She has however become a little harder to settle at bedtime though. We do a form of comforting which goes like this


If she cries after first going down, go in pick up and check its not pooy nap, wind, hunger etc, I'll often give her another top up of booby mainly for my peace of mind. Then pop her back in the cot.

If she cries again go in saying Shhhhhhh, if this dosent work pat, if still not settled give dummy if she has one, if still not settling pick up. (I must admit I have doen my own variation on this where I have my head in the cot and kiss her forehead!)

Then back down, next time she cries leave it a minute then go in and do above. Bascially keep doing this extending it by a minute at a time for as long as you can stand it :crying: About two minutes top's here.

Remember though as someone else said - keep it boring. No eye contact, speaking etc. Just give the comfort and as soon as they are settled get out.

Hope this helps, if you want any more info give us a holler.

May you be having lovely :sleeping: soon.

Do this => According to the bedtime-settling post, what should be avoided to keep things boring?

Dataset extract =>

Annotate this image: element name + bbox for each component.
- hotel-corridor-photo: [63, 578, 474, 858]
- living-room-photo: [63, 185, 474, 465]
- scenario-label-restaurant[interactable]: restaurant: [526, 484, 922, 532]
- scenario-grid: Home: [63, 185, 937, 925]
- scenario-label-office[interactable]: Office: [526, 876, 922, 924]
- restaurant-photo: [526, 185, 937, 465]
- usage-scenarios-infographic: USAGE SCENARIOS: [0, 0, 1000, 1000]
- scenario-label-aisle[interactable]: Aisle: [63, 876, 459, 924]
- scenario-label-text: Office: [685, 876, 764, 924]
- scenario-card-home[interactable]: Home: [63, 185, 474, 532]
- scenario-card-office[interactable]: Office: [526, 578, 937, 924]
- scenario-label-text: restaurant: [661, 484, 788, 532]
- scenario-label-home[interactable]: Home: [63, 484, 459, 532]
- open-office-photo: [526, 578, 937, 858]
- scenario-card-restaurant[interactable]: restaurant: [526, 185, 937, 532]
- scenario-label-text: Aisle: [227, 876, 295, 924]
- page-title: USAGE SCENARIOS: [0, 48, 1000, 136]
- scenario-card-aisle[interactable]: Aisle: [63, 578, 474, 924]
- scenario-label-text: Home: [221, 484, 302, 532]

Expected answer => Eye contact and speaking.